Collection entries:
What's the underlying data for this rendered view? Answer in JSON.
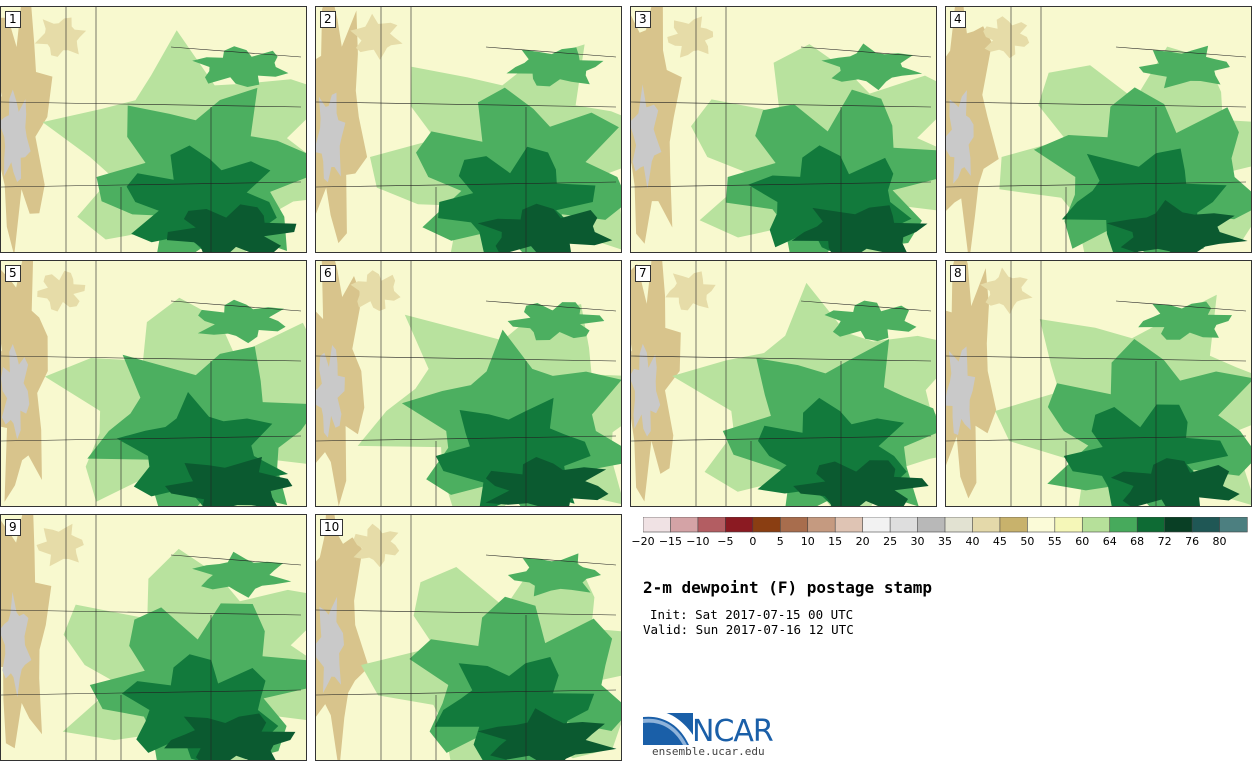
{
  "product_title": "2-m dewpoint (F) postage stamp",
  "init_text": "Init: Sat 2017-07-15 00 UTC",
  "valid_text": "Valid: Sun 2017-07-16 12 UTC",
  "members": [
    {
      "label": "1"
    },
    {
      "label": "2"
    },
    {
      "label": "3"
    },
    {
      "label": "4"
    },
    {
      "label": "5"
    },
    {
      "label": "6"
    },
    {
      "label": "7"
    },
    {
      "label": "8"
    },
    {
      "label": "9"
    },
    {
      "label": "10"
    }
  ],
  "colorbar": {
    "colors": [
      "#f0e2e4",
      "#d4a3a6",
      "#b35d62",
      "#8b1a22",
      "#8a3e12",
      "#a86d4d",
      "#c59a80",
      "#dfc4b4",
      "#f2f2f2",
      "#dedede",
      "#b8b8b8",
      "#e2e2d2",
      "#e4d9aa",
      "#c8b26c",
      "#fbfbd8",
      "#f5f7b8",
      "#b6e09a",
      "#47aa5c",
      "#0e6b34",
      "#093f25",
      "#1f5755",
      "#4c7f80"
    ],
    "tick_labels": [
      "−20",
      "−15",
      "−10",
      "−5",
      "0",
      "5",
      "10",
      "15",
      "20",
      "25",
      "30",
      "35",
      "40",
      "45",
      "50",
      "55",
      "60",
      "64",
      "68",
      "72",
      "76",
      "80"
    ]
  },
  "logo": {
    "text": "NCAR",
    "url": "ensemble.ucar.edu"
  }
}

---

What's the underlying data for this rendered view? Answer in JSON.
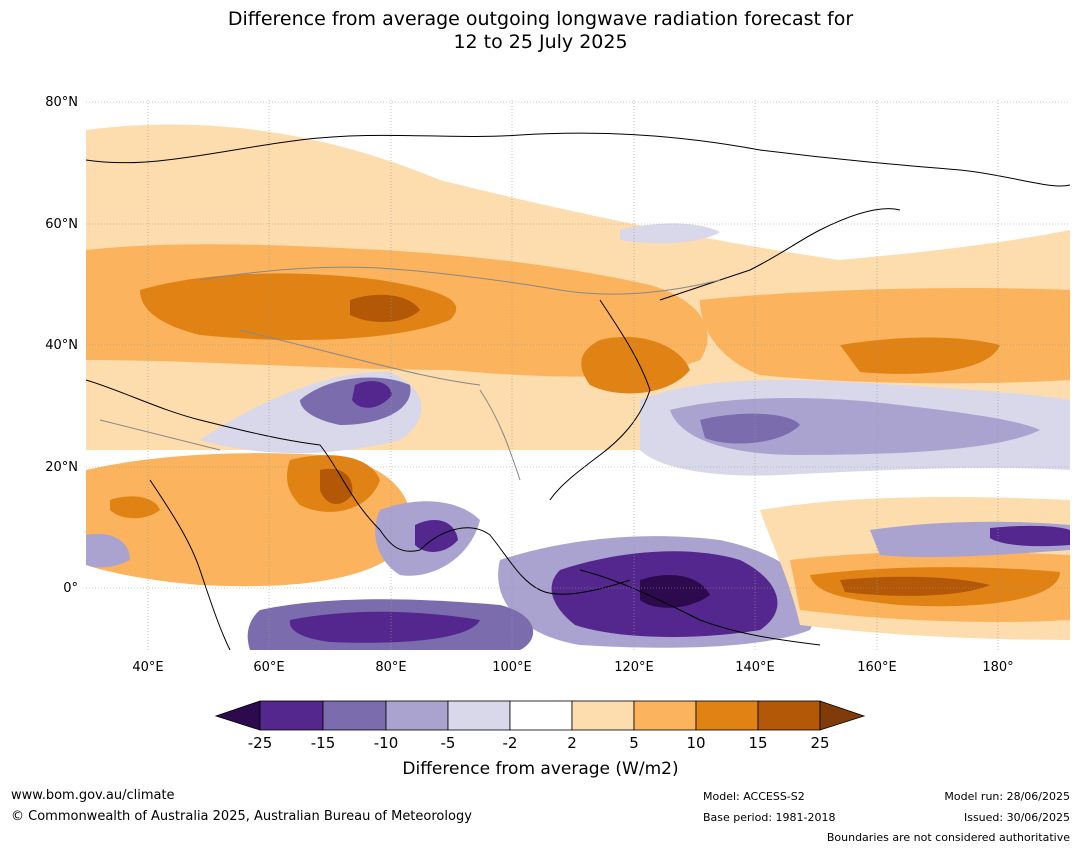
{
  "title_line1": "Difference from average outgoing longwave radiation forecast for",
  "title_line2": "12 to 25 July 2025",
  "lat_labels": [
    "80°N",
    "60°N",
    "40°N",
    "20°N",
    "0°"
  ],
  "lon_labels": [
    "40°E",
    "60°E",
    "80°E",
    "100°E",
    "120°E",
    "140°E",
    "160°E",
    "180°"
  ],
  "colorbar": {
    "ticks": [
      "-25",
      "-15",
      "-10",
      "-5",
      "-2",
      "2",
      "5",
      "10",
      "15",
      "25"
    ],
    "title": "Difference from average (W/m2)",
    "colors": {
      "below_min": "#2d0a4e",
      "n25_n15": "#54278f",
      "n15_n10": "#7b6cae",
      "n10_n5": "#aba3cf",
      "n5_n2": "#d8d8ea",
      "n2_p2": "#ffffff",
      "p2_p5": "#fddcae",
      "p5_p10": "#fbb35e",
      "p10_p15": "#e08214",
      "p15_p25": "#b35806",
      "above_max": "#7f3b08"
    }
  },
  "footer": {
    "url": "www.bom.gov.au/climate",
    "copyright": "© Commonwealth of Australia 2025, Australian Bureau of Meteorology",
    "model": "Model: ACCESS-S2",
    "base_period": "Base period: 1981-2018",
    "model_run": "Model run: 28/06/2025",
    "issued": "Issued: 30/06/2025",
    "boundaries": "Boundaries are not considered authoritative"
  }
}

- [TASK GOAL]: Each line above that holds the string "from" should be copied and shown.

- [ANSWER TO THE EXERCISE]:
  "title_line1": "Difference from average outgoing longwave radiation forecast for",
    "title": "Difference from average (W/m2)",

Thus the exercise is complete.